# [PROVIDED DATA]
------------

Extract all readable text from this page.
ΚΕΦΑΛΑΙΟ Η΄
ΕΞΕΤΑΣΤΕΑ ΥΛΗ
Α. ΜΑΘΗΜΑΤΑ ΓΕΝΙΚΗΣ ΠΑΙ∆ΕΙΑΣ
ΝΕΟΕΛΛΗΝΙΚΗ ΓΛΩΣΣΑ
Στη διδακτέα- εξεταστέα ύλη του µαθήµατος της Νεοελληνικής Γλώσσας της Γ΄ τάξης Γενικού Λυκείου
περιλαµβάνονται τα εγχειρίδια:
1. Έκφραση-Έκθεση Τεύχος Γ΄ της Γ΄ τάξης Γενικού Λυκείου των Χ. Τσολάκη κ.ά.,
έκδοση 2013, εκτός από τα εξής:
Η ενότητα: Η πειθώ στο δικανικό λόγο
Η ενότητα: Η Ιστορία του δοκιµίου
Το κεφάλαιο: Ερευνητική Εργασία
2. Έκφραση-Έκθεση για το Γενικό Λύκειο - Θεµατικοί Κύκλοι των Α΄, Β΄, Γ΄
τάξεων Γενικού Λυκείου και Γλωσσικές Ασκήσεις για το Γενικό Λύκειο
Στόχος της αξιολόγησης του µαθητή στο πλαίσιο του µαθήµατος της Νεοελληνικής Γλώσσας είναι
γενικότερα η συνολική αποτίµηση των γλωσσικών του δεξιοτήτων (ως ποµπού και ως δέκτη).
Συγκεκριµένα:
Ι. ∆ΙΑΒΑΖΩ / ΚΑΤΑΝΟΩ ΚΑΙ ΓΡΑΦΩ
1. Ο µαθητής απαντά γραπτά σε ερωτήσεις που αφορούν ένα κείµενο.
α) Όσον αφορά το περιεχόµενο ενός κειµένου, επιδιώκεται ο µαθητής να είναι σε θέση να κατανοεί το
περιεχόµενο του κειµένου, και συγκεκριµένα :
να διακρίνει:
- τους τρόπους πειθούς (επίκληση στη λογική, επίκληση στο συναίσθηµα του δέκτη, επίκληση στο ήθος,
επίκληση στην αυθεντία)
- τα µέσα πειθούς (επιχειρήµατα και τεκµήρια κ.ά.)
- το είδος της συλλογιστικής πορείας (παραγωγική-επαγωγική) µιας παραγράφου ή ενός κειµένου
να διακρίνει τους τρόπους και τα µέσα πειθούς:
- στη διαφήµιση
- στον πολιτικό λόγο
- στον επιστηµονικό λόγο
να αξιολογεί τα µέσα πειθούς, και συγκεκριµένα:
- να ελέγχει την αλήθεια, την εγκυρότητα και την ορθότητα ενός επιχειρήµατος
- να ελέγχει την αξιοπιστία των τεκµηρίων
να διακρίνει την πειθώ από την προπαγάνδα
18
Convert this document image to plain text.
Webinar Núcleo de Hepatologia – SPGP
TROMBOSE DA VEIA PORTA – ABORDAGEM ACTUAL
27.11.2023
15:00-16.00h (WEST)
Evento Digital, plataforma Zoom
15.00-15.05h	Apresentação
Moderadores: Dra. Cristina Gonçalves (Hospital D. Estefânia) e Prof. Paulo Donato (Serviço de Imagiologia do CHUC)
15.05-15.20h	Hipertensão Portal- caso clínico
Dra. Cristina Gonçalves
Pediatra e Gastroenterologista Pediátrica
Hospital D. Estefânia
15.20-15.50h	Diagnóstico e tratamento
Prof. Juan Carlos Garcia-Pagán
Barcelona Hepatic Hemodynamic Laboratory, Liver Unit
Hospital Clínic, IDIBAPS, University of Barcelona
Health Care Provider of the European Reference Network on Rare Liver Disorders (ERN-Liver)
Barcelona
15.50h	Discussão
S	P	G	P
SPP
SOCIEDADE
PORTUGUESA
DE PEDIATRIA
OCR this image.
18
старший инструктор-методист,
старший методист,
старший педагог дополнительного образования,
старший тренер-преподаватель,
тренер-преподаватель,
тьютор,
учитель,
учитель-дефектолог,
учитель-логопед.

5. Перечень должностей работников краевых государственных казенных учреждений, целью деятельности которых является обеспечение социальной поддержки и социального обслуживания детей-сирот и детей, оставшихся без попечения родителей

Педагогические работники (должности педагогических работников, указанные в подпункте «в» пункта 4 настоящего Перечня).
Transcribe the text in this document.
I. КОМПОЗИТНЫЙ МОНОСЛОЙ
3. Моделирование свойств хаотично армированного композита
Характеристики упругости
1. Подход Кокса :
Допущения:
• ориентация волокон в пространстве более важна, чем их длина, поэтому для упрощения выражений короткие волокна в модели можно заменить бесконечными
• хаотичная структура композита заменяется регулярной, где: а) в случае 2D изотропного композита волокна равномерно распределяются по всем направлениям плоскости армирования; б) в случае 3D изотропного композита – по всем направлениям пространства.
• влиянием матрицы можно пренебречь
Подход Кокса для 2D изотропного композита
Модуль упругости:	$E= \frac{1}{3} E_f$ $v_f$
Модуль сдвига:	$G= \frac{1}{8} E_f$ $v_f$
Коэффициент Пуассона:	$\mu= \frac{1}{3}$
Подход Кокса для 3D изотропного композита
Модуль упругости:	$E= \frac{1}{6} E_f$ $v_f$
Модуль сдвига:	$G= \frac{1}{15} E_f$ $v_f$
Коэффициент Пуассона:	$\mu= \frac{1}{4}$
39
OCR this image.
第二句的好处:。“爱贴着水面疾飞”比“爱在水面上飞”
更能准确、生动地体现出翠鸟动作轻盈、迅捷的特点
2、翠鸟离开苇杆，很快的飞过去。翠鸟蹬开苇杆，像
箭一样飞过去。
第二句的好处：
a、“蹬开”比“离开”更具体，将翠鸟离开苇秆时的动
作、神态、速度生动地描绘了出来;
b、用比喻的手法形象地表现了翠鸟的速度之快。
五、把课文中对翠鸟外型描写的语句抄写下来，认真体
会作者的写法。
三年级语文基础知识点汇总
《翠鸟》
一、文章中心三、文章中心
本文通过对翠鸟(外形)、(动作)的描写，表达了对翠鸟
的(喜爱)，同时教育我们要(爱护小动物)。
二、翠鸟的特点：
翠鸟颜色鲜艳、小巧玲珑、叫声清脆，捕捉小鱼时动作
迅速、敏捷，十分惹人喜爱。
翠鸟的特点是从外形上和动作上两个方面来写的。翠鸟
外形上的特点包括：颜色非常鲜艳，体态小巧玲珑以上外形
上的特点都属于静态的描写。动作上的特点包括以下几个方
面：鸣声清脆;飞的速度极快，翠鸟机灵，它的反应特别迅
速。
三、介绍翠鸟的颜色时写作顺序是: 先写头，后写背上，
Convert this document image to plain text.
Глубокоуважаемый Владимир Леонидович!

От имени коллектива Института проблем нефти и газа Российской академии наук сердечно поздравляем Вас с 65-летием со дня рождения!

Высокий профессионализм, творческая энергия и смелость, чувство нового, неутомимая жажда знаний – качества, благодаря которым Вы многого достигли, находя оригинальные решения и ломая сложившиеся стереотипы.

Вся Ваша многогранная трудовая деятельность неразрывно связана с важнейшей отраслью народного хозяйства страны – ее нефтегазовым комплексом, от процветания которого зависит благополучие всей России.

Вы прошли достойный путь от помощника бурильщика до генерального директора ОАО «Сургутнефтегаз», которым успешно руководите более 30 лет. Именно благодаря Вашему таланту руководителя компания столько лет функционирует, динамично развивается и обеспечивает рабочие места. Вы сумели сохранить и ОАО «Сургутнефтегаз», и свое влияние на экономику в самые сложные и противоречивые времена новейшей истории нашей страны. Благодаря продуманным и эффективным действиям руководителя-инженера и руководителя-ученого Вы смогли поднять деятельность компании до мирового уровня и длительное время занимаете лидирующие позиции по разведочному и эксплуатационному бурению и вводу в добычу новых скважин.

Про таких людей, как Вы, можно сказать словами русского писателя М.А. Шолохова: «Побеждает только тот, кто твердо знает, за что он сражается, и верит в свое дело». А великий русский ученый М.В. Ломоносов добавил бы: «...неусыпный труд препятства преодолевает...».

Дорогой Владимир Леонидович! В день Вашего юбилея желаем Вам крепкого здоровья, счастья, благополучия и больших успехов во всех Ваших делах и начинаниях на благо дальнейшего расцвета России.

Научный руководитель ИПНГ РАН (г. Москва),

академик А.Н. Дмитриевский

------------

# [GIVEN REQUEST]
Pick out, from the lines above, every one that contains the string "τρόπους".

# [EXERCISE ANSWER]
- τους τρόπους πειθούς (επίκληση στη λογική, επίκληση στο συναίσθηµα του δέκτη, επίκληση στο ήθος,
να διακρίνει τους τρόπους και τα µέσα πειθούς:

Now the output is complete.